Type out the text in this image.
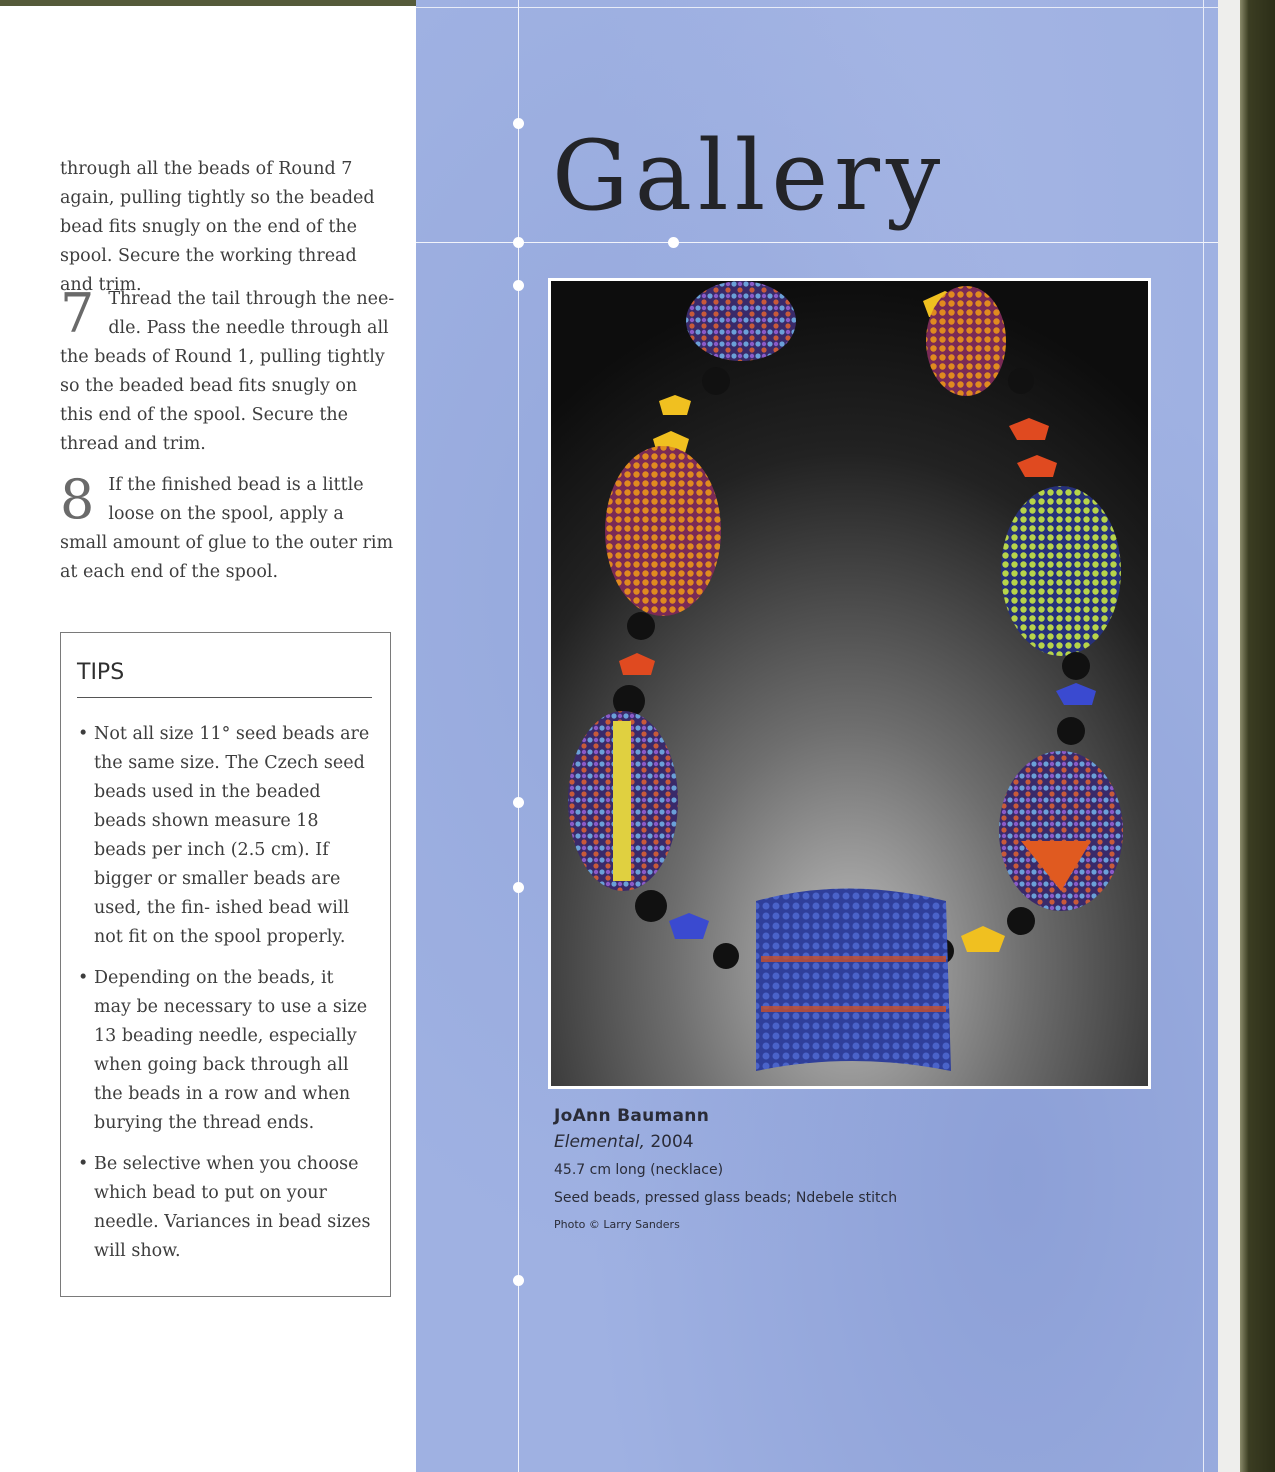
through all the beads of Round 7 again, pulling tightly so the beaded bead fits snugly on the end of the spool. Secure the working thread and trim.

7 Thread the tail through the nee- dle. Pass the needle through all the beads of Round 1, pulling tightly so the beaded bead fits snugly on this end of the spool. Secure the thread and trim.
8 If the finished bead is a little loose on the spool, apply a small amount of glue to the outer rim at each end of the spool.
TIPS
• Not all size 11° seed beads are the same size. The Czech seed beads used in the beaded beads shown measure 18 beads per inch (2.5 cm). If bigger or smaller beads are used, the fin- ished bead will not fit on the spool properly.
• Depending on the beads, it may be necessary to use a size 13 beading needle, especially when going back through all the beads in a row and when burying the thread ends.
• Be selective when you choose which bead to put on your needle. Variances in bead sizes will show.
Gallery
JoAnn Baumann
Elemental, 2004
45.7 cm long (necklace)
Seed beads, pressed glass beads; Ndebele stitch
Photo © Larry Sanders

WORK INSTRUCTIONS
Write out the records above exactly as they stand, leaving out every picture.

RESULT
Type out the text in this image.
through all the beads of Round 7 again, pulling tightly so the beaded bead fits snugly on the end of the spool. Secure the working thread and trim.

7 Thread the tail through the nee- dle. Pass the needle through all the beads of Round 1, pulling tightly so the beaded bead fits snugly on this end of the spool. Secure the thread and trim.
8 If the finished bead is a little loose on the spool, apply a small amount of glue to the outer rim at each end of the spool.
TIPS
• Not all size 11° seed beads are the same size. The Czech seed beads used in the beaded beads shown measure 18 beads per inch (2.5 cm). If bigger or smaller beads are used, the fin- ished bead will not fit on the spool properly.
• Depending on the beads, it may be necessary to use a size 13 beading needle, especially when going back through all the beads in a row and when burying the thread ends.
• Be selective when you choose which bead to put on your needle. Variances in bead sizes will show.
Gallery
JoAnn Baumann
Elemental, 2004
45.7 cm long (necklace)
Seed beads, pressed glass beads; Ndebele stitch
Photo © Larry Sanders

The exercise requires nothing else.